> EXERCISE DESCRIPTION: From the entries below, please gather each line containing the string "plain".

> Saved data entries:
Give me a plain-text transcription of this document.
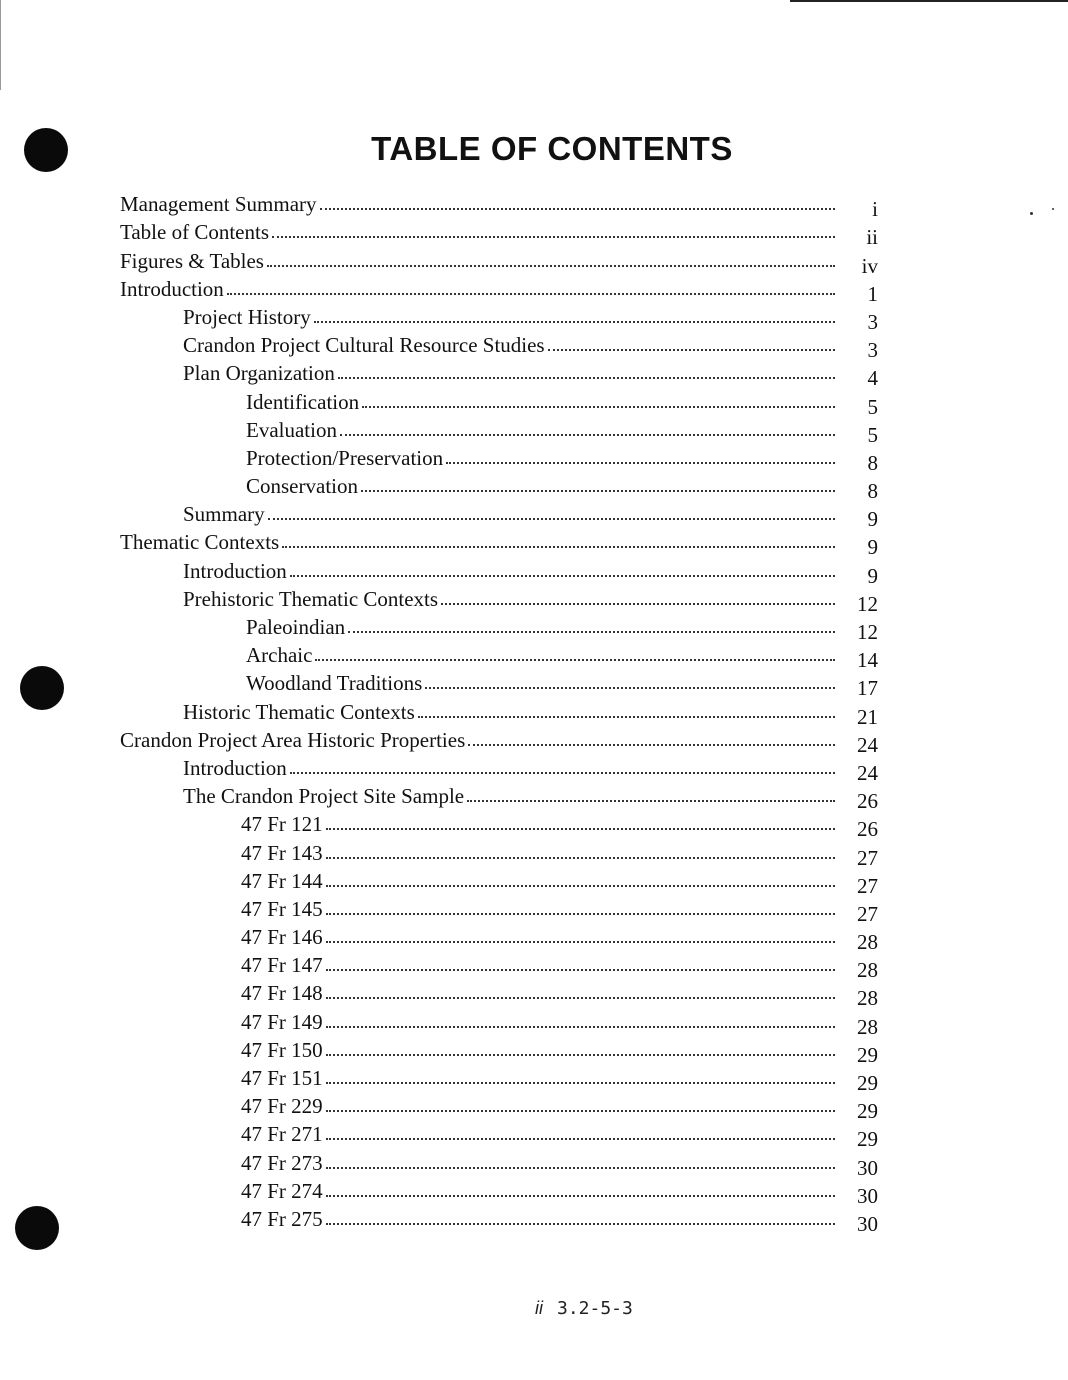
TABLE OF CONTENTS
Management Summary	i
Table of Contents	ii
Figures & Tables	iv
Introduction	1
Project History	3
Crandon Project Cultural Resource Studies	3
Plan Organization	4
Identification	5
Evaluation	5
Protection/Preservation	8
Conservation	8
Summary	9
Thematic Contexts	9
Introduction	9
Prehistoric Thematic Contexts	12
Paleoindian	12
Archaic	14
Woodland Traditions	17
Historic Thematic Contexts	21
Crandon Project Area Historic Properties	24
Introduction	24
The Crandon Project Site Sample	26
47 Fr 121	26
47 Fr 143	27
47 Fr 144	27
47 Fr 145	27
47 Fr 146	28
47 Fr 147	28
47 Fr 148	28
47 Fr 149	28
47 Fr 150	29
47 Fr 151	29
47 Fr 229	29
47 Fr 271	29
47 Fr 273	30
47 Fr 274	30
47 Fr 275	30
ii 3.2-5-3
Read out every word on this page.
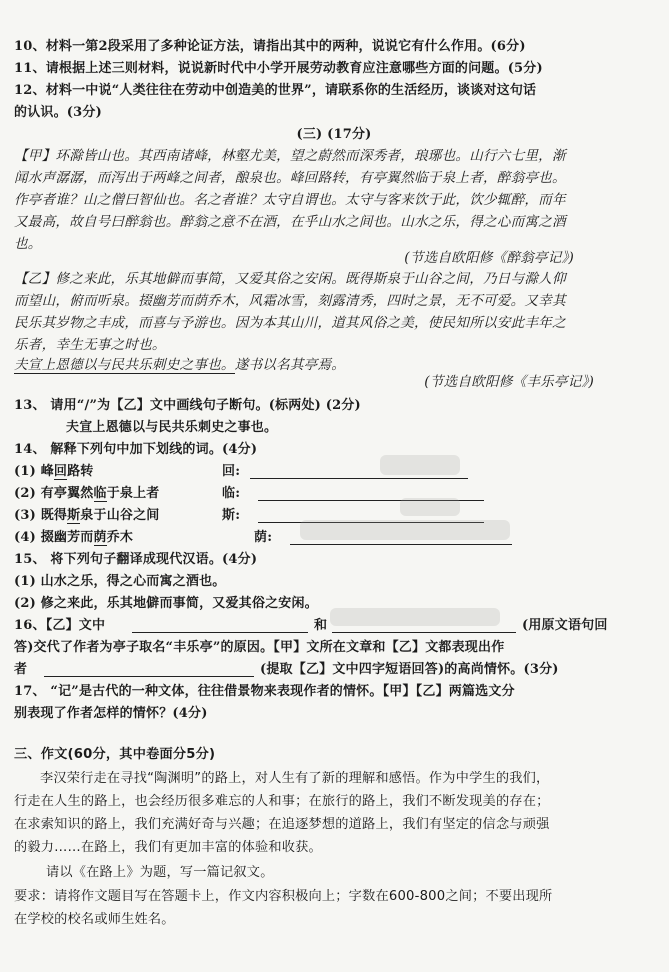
10、材料一第2段采用了多种论证方法，请指出其中的两种，说说它有什么作用。(6分)
11、请根据上述三则材料，说说新时代中小学开展劳动教育应注意哪些方面的问题。(5分)
12、材料一中说“人类往往在劳动中创造美的世界”，请联系你的生活经历，谈谈对这句话
的认识。(3分)
(三) (17分)
【甲】环滁皆山也。其西南诸峰，林壑尤美，望之蔚然而深秀者，琅琊也。山行六七里，渐
闻水声潺潺，而泻出于两峰之间者，酿泉也。峰回路转，有亭翼然临于泉上者，醉翁亭也。
作亭者谁？山之僧曰智仙也。名之者谁？太守自谓也。太守与客来饮于此，饮少辄醉，而年
又最高，故自号曰醉翁也。醉翁之意不在酒，在乎山水之间也。山水之乐，得之心而寓之酒
也。
(节选自欧阳修《醉翁亭记》)
【乙】修之来此，乐其地僻而事简，又爱其俗之安闲。既得斯泉于山谷之间，乃日与滁人仰
而望山，俯而听泉。掇幽芳而荫乔木，风霜冰雪，刻露清秀，四时之景，无不可爱。又幸其
民乐其岁物之丰成，而喜与予游也。因为本其山川，道其风俗之美，使民知所以安此丰年之
乐者，幸生无事之时也。
夫宣上恩德以与民共乐刺史之事也。遂书以名其亭焉。
(节选自欧阳修《丰乐亭记》)
13、 请用“/”为【乙】文中画线句子断句。(标两处) (2分)
夫宣上恩德以与民共乐刺史之事也。
14、 解释下列句中加下划线的词。(4分)
(1) 峰回路转	回:
(2) 有亭翼然临于泉上者	临:
(3) 既得斯泉于山谷之间	斯:
(4) 掇幽芳而荫乔木	荫:
15、 将下列句子翻译成现代汉语。(4分)
(1) 山水之乐，得之心而寓之酒也。
(2) 修之来此，乐其地僻而事简，又爱其俗之安闲。
16、【乙】文中	和	(用原文语句回
答)交代了作者为亭子取名“丰乐亭”的原因。【甲】文所在文章和【乙】文都表现出作
者	(提取【乙】文中四字短语回答)的高尚情怀。(3分)
17、 “记”是古代的一种文体，往往借景物来表现作者的情怀。【甲】【乙】两篇选文分
别表现了作者怎样的情怀？(4分)
三、作文(60分，其中卷面分5分)
李汉荣行走在寻找“陶渊明”的路上，对人生有了新的理解和感悟。作为中学生的我们，
行走在人生的路上，也会经历很多难忘的人和事；在旅行的路上，我们不断发现美的存在；
在求索知识的路上，我们充满好奇与兴趣；在追逐梦想的道路上，我们有坚定的信念与顽强
的毅力……在路上，我们有更加丰富的体验和收获。
请以《在路上》为题，写一篇记叙文。
要求：请将作文题目写在答题卡上，作文内容积极向上；字数在600-800之间；不要出现所
在学校的校名或师生姓名。
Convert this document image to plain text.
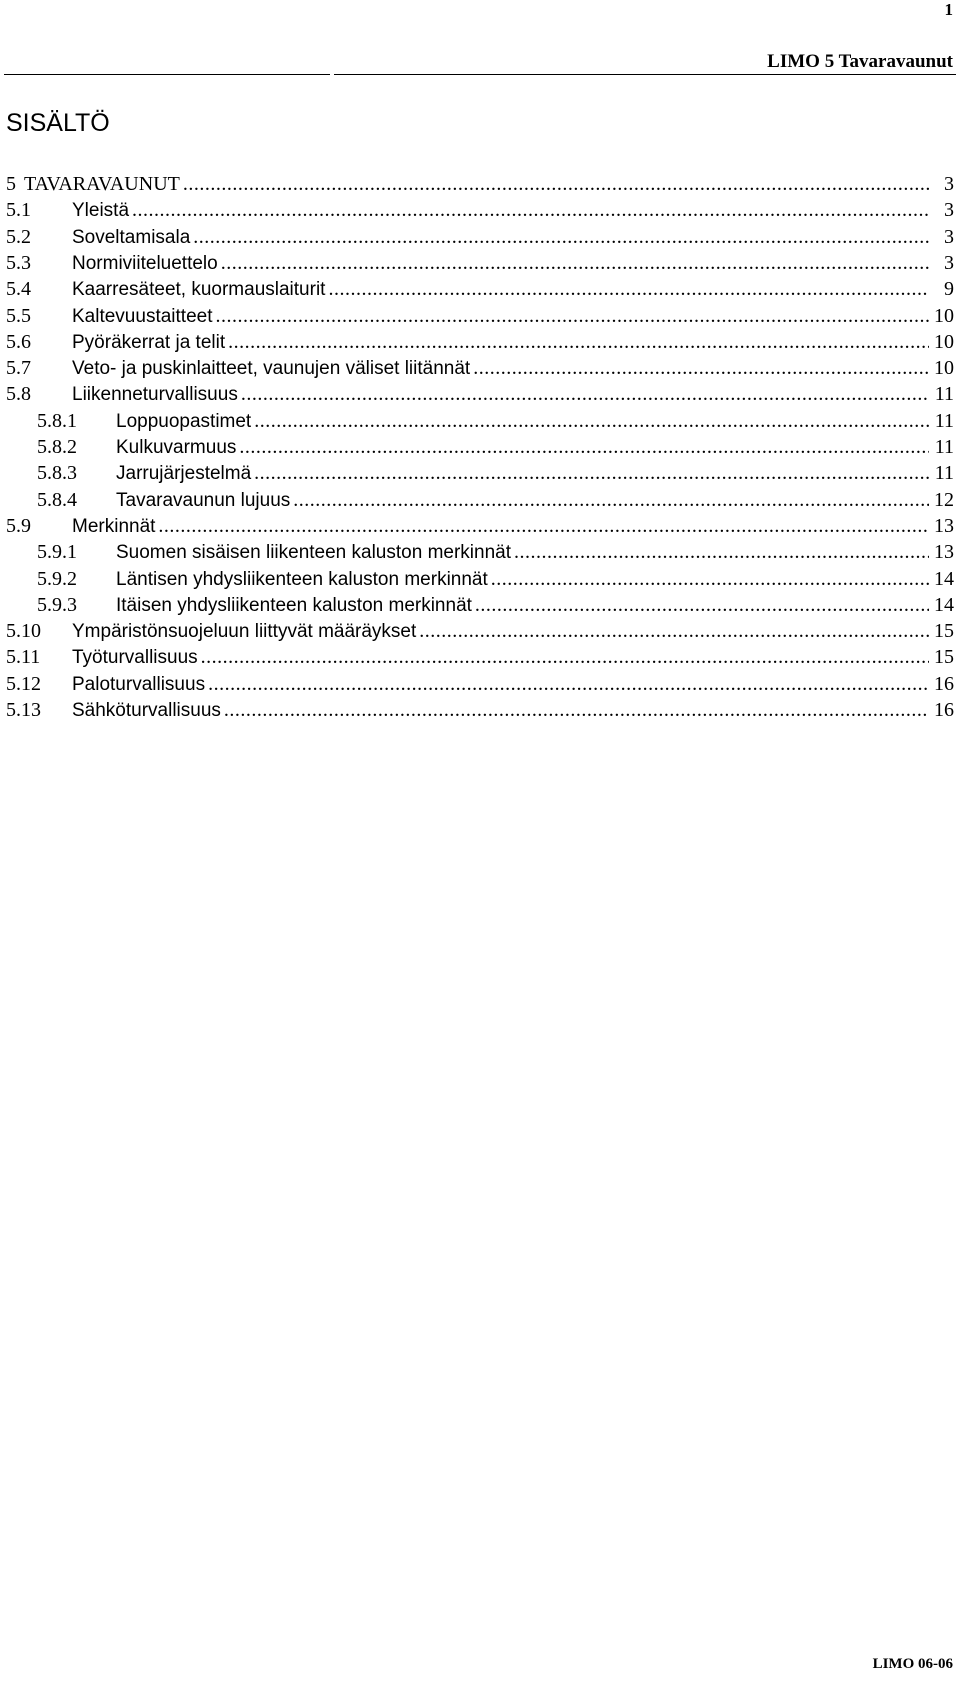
1
LIMO 5 Tavaravaunut
SISÄLTÖ
5 TAVARAVAUNUT .....	3
5.1	Yleistä .....	3
5.2	Soveltamisala .....	3
5.3	Normiviiteluettelo .....	3
5.4	Kaarresäteet, kuormauslaiturit .....	9
5.5	Kaltevuustaitteet .....	10
5.6	Pyöräkerrat ja telit .....	10
5.7	Veto- ja puskinlaitteet, vaunujen väliset liitännät .....	10
5.8	Liikenneturvallisuus .....	11
5.8.1	Loppuopastimet .....	11
5.8.2	Kulkuvarmuus .....	11
5.8.3	Jarrujärjestelmä .....	11
5.8.4	Tavaravaunun lujuus .....	12
5.9	Merkinnät .....	13
5.9.1	Suomen sisäisen liikenteen kaluston merkinnät .....	13
5.9.2	Läntisen yhdysliikenteen kaluston merkinnät .....	14
5.9.3	Itäisen yhdysliikenteen kaluston merkinnät .....	14
5.10	Ympäristönsuojeluun liittyvät määräykset .....	15
5.11	Työturvallisuus .....	15
5.12	Paloturvallisuus .....	16
5.13	Sähköturvallisuus .....	16
LIMO 06-06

> RESPONSE TO THE EXERCISE:
Give me a plain-text transcription of this document.
Convert this document image to plain text.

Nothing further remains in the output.